To do: In the data that follows, count each line holding the string "JSON"; answer with the number only.

* * * *

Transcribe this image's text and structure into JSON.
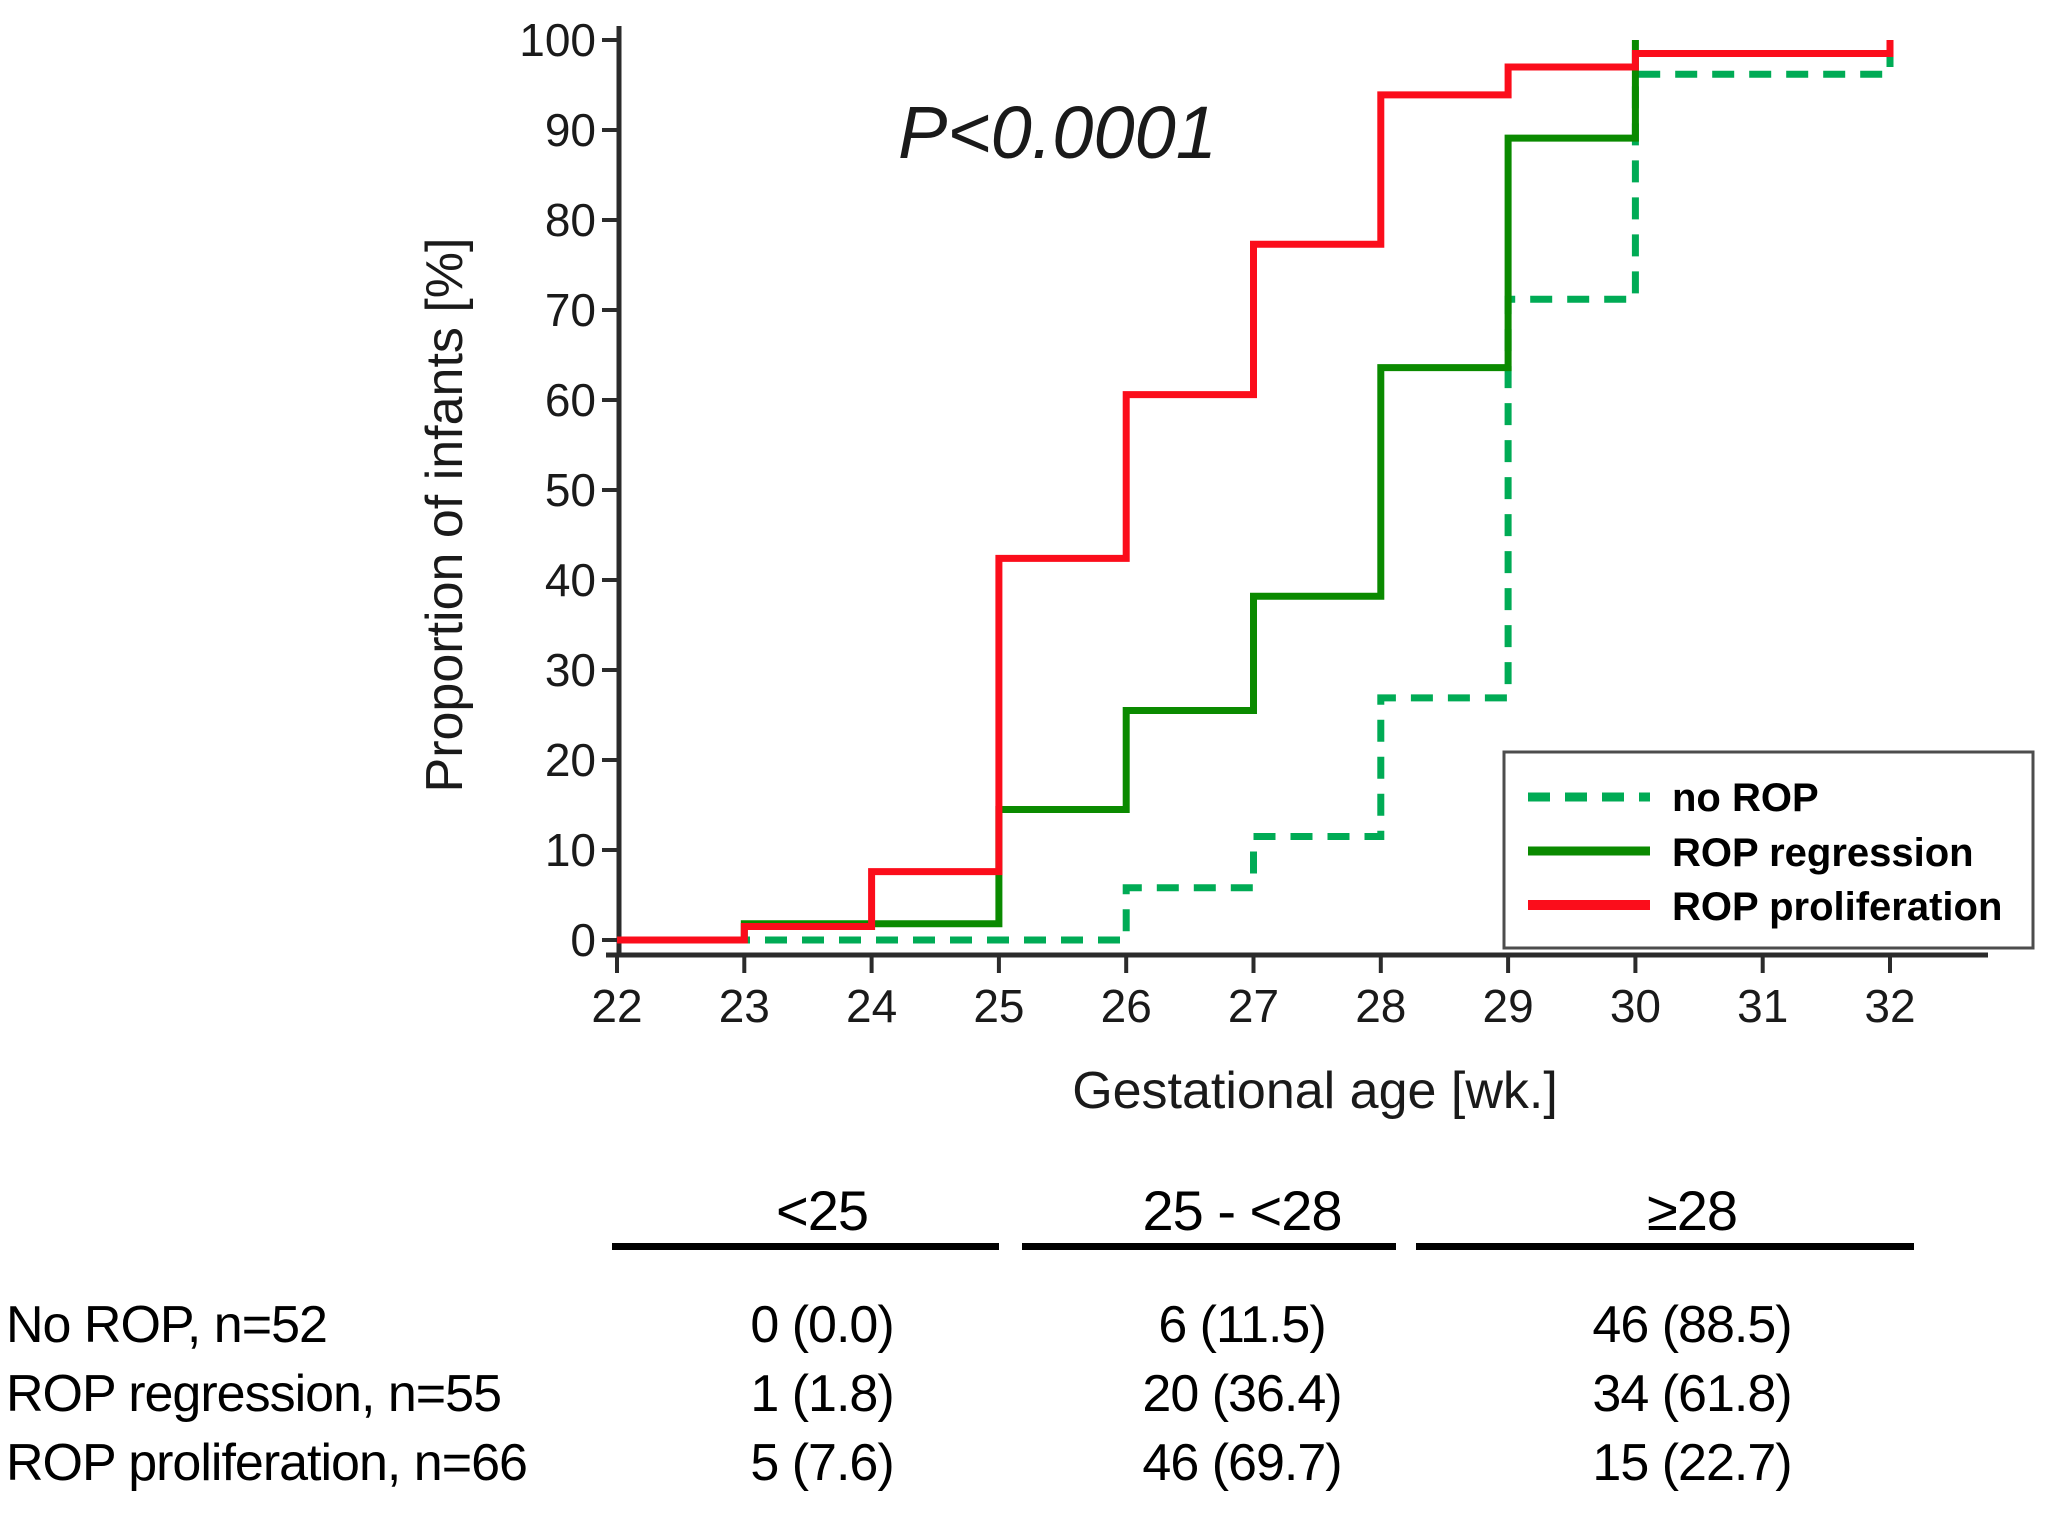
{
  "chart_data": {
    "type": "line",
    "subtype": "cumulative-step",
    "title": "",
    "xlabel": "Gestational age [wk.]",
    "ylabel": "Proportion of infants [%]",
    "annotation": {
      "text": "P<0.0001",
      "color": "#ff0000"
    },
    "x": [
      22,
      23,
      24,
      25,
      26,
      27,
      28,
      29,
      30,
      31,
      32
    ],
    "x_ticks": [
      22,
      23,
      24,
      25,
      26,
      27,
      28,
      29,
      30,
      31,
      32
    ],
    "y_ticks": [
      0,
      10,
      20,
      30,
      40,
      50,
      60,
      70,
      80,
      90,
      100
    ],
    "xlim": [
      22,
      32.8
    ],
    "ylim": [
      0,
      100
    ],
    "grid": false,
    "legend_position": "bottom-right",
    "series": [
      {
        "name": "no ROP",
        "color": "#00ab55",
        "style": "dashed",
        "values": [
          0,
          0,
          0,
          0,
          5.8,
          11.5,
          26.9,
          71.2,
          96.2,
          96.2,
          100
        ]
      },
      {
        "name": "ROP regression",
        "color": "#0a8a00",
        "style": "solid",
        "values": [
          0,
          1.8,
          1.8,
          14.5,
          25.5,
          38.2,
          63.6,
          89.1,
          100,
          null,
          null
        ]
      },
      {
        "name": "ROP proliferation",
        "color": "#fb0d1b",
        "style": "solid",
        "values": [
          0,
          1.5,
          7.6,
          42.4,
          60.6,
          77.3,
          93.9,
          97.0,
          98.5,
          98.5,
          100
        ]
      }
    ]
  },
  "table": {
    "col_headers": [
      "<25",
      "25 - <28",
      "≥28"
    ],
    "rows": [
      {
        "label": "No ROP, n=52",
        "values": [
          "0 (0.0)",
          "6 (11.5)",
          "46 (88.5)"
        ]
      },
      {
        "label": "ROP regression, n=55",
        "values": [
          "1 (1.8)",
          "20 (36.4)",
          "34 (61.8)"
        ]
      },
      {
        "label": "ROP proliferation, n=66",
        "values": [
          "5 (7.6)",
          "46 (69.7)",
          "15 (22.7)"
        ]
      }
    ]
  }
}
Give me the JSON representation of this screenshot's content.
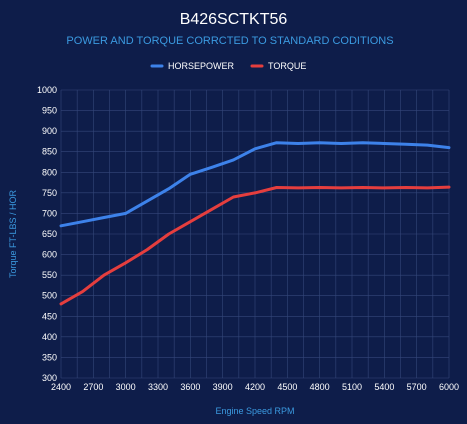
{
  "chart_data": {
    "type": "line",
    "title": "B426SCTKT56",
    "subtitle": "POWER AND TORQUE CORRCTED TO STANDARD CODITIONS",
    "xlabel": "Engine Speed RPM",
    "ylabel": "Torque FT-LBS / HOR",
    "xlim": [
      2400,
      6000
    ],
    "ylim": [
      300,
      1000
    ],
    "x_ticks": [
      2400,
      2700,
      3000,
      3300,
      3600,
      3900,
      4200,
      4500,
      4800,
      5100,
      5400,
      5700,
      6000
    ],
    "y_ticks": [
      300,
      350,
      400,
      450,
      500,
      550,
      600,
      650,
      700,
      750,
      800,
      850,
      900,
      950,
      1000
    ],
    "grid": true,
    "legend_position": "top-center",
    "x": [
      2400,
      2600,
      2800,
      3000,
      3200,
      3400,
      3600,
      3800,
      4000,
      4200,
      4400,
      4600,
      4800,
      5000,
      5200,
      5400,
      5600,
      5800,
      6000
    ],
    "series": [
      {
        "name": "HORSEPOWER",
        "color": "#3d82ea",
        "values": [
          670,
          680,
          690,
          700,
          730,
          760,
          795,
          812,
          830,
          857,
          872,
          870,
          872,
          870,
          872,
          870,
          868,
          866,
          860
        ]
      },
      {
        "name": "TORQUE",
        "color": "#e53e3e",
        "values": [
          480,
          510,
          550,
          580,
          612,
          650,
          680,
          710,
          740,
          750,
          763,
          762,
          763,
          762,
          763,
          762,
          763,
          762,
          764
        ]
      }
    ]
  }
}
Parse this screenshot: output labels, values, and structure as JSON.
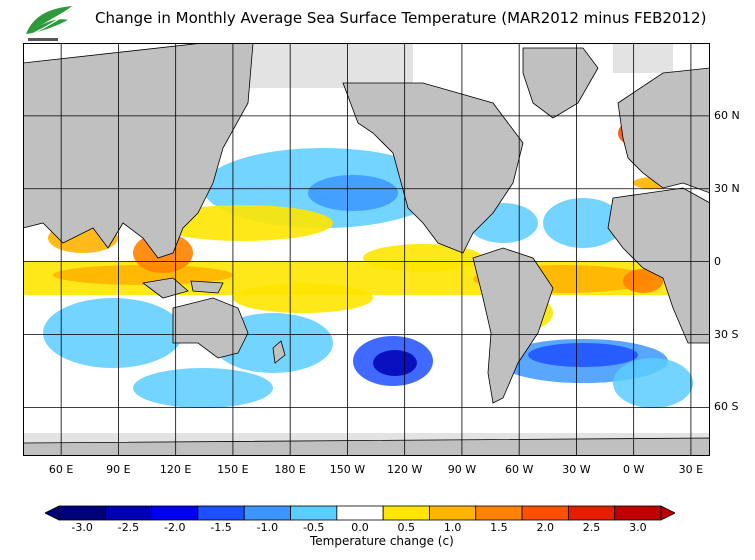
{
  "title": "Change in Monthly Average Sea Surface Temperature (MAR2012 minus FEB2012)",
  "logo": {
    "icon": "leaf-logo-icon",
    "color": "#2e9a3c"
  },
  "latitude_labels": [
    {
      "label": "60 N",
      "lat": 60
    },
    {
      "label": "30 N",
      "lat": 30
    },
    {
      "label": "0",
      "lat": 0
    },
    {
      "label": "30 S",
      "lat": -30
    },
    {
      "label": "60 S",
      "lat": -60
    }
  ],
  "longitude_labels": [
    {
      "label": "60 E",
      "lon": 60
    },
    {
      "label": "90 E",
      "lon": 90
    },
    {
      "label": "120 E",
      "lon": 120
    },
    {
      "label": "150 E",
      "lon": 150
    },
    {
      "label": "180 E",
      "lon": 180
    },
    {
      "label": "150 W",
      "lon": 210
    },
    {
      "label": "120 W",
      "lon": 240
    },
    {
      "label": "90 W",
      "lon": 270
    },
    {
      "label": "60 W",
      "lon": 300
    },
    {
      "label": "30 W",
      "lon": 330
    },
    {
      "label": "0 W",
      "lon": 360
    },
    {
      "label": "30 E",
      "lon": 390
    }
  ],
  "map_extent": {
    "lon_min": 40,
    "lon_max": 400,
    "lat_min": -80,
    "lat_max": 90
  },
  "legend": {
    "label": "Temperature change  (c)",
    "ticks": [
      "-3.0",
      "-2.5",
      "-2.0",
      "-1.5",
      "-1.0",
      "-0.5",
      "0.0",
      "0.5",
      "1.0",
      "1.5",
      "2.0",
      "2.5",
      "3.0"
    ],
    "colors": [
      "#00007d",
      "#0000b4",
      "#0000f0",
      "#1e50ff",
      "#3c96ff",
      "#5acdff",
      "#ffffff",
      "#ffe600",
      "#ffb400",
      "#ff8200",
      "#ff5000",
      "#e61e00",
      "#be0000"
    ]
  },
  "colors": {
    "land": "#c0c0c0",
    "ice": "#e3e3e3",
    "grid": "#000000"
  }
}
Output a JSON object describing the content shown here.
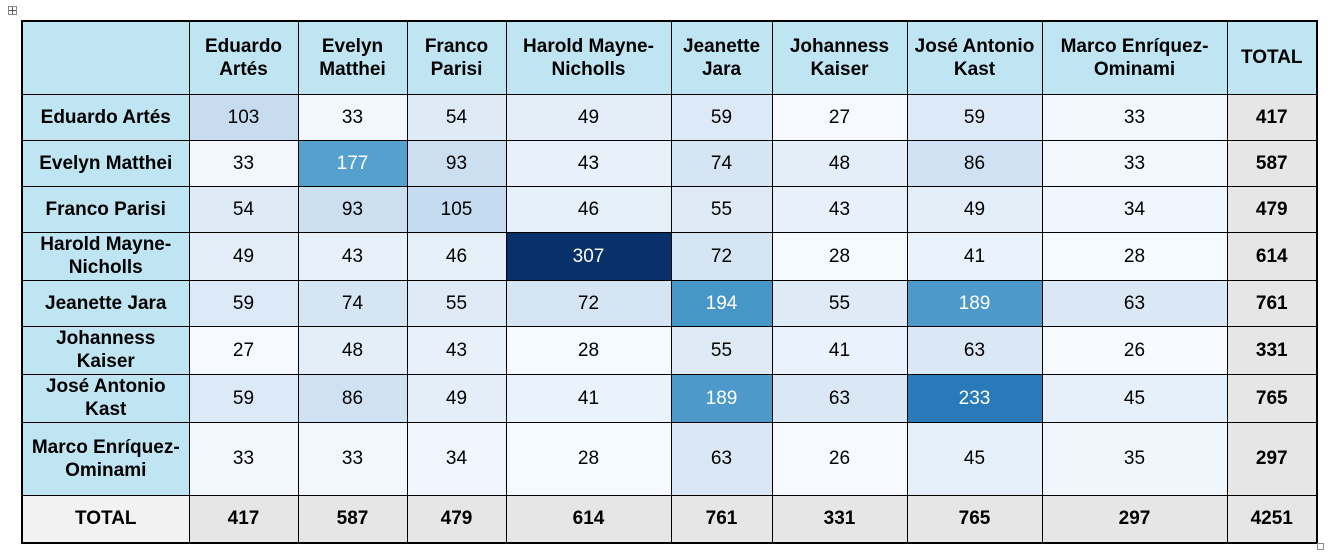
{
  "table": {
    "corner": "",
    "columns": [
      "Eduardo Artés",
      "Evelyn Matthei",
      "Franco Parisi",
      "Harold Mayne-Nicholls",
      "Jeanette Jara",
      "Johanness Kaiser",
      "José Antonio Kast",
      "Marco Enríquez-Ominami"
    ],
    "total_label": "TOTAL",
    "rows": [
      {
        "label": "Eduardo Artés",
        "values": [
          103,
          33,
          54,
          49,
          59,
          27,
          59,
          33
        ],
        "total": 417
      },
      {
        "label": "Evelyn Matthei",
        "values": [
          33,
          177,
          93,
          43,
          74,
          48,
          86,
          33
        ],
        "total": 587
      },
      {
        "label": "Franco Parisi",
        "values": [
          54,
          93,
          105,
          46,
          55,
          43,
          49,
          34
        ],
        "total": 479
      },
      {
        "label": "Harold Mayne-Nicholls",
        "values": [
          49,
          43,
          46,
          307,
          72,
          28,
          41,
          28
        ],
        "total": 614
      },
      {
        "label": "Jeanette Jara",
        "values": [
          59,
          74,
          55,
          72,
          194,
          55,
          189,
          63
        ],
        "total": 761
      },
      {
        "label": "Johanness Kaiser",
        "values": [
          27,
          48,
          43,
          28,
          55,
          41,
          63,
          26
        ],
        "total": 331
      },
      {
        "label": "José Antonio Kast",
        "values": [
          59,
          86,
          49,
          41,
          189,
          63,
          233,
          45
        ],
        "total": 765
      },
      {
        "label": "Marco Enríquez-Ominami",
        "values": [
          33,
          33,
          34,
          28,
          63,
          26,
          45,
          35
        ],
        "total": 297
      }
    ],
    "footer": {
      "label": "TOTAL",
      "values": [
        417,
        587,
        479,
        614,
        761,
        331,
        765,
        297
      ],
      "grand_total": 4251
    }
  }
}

* * * *

Full response: 4